_Required work_. From the material below, list every line containing "Model".

[Stored entries]
+ + + +
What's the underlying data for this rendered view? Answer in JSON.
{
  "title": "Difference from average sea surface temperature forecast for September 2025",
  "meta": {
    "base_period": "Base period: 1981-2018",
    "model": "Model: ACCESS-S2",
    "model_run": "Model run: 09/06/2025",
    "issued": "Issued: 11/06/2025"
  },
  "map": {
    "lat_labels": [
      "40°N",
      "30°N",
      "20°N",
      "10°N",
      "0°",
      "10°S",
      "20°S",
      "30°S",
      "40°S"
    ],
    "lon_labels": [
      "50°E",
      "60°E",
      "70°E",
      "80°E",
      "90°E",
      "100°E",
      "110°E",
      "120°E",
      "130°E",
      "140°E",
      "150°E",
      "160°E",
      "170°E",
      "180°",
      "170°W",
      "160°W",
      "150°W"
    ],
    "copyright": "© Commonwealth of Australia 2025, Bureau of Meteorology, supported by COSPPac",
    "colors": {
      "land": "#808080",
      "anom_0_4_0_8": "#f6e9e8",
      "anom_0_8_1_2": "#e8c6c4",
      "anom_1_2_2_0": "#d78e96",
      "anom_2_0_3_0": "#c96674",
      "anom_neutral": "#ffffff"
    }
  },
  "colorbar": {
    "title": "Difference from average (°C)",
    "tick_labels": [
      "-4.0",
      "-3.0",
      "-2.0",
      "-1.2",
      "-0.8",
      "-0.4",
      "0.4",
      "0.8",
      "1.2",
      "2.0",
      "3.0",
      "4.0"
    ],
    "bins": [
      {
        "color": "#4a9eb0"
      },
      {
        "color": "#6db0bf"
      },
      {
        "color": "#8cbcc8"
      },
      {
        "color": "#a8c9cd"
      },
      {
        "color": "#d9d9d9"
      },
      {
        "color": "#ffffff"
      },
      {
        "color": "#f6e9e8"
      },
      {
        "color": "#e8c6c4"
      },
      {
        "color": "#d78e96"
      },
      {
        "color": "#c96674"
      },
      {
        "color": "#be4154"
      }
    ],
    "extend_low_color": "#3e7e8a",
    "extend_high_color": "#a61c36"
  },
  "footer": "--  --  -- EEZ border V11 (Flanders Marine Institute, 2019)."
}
+ + + +
_Answer_.
    "model": "Model: ACCESS-S2",
    "model_run": "Model run: 09/06/2025",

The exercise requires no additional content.